◆ **Material provided**:
┏━━
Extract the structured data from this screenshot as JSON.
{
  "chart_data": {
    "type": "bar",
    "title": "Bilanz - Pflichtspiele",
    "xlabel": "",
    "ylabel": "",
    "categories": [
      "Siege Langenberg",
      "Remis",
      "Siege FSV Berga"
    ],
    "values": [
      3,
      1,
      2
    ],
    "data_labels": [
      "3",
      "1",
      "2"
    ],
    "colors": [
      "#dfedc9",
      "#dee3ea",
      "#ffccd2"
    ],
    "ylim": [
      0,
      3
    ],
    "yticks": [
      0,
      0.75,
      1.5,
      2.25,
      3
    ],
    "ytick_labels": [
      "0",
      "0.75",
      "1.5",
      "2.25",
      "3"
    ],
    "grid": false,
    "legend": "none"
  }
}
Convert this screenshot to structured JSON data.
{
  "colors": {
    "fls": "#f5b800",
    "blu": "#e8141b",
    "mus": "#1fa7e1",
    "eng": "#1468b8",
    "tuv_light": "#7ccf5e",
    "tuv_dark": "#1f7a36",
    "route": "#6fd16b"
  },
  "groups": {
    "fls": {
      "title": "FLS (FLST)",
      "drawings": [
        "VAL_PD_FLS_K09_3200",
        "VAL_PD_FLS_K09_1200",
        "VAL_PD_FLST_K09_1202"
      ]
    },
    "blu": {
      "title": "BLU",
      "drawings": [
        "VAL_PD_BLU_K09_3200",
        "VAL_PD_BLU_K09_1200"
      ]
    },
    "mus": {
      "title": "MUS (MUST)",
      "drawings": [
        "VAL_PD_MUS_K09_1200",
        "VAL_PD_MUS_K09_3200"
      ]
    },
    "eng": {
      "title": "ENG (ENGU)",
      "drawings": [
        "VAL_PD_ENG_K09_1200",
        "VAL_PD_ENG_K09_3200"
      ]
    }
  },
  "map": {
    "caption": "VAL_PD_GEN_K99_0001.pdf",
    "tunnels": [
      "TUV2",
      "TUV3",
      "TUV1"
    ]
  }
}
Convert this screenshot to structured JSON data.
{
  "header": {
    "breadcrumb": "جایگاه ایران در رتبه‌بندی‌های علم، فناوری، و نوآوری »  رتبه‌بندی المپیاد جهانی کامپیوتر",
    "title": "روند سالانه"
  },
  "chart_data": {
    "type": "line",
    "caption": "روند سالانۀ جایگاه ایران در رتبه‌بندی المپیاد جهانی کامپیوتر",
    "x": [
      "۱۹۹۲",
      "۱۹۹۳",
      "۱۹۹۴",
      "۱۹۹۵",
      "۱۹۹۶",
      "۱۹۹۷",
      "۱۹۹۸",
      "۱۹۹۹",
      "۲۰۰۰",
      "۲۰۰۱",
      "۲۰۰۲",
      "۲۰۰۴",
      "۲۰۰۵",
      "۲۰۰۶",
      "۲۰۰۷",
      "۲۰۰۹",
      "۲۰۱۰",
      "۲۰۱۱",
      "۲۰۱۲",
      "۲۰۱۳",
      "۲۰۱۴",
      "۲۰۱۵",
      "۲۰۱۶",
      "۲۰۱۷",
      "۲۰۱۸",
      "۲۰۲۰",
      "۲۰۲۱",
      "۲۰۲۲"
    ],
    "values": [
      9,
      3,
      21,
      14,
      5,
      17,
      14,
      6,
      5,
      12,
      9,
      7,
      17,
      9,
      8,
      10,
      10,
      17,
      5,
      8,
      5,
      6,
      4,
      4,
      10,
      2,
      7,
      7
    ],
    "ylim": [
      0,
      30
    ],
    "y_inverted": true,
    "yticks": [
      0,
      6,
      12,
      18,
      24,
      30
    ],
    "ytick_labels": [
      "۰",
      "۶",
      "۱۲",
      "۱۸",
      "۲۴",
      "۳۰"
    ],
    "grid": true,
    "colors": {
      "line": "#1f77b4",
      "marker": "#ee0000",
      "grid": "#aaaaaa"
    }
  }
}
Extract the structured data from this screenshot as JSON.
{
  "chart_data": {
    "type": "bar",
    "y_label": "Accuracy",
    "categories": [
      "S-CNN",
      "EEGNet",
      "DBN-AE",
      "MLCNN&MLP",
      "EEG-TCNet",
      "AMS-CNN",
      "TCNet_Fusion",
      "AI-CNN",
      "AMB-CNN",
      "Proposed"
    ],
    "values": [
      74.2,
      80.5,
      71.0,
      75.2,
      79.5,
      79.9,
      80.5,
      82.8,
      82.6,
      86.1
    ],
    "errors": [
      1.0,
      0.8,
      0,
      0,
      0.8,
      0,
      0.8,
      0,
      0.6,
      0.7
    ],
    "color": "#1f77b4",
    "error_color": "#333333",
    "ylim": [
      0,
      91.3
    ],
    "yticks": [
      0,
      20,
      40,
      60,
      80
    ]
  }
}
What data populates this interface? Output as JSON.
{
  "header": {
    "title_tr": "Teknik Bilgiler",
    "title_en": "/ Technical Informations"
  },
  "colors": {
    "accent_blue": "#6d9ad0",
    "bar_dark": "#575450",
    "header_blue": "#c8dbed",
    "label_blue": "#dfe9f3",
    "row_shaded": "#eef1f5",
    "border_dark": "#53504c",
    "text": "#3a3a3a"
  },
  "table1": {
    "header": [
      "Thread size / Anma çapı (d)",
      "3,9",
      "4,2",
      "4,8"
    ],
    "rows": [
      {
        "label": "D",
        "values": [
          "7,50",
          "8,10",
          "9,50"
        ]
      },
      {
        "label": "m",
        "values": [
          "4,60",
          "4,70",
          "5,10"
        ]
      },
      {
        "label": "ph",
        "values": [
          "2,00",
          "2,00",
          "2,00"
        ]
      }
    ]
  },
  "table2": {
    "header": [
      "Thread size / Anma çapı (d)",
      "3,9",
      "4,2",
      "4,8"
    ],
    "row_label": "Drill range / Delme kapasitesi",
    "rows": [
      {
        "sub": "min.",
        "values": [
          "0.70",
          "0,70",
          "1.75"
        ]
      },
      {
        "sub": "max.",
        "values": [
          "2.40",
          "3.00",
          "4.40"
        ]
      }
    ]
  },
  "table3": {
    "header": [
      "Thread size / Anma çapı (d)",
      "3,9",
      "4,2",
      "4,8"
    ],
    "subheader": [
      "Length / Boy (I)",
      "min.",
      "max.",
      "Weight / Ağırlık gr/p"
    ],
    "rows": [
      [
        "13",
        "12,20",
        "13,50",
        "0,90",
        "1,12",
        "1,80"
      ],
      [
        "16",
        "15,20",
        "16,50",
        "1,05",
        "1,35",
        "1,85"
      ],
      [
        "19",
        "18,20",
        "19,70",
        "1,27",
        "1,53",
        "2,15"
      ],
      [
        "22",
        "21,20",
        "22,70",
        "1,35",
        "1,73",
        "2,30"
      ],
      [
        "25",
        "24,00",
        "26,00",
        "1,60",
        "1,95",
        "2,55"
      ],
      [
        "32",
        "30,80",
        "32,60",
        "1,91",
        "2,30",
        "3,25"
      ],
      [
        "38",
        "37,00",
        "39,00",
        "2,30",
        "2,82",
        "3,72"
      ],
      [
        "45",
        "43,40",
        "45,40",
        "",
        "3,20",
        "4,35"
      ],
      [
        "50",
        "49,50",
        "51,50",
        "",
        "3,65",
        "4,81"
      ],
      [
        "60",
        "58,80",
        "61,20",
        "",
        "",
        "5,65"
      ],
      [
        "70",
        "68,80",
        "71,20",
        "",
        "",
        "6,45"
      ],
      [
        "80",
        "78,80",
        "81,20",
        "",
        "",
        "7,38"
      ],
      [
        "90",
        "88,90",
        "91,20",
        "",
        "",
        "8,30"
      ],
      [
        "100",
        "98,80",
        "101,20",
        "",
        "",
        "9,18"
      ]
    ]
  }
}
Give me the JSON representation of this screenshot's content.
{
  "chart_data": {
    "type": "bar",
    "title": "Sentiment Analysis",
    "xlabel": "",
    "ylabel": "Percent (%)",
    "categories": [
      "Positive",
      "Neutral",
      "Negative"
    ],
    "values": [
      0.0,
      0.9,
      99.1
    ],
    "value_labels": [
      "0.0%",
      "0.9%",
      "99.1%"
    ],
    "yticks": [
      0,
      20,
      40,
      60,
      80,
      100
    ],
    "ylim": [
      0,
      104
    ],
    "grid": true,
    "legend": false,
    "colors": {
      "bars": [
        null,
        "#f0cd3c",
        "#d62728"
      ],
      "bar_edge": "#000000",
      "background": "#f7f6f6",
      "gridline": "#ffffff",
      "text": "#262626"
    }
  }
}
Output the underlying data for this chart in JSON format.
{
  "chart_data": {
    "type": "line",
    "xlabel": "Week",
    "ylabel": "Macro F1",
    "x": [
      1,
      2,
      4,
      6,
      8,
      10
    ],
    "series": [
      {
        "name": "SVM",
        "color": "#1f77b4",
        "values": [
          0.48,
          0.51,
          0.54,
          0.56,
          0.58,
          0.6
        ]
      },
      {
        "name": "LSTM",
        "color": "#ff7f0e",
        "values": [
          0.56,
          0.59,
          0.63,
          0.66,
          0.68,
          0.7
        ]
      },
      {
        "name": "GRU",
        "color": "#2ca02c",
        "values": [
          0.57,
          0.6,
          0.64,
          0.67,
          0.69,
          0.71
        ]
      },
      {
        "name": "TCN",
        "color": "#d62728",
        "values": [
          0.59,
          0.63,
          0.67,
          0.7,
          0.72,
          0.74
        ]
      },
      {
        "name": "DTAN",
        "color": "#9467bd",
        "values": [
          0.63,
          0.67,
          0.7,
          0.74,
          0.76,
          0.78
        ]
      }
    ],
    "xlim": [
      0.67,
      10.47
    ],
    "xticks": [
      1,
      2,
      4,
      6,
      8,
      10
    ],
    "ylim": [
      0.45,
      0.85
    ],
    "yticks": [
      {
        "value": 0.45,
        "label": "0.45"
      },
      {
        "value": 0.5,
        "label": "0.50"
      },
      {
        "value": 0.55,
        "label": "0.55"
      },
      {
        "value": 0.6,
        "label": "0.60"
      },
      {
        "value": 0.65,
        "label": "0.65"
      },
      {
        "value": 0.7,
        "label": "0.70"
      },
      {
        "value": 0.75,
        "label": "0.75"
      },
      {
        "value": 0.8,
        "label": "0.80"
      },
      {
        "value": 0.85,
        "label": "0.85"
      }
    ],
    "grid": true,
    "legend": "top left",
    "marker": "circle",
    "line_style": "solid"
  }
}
┗━━
◆ **Objective**: Search the records above for the string "this". Copy every line that contains it.

◆ **Full answer**:
Extract the structured data from this screenshot as JSON.
Convert this screenshot to structured JSON data.
Convert this screenshot to structured JSON data.
Extract the structured data from this screenshot as JSON.
What data populates this interface? Output as JSON.
Give me the JSON representation of this screenshot's content.
Output the underlying data for this chart in JSON format.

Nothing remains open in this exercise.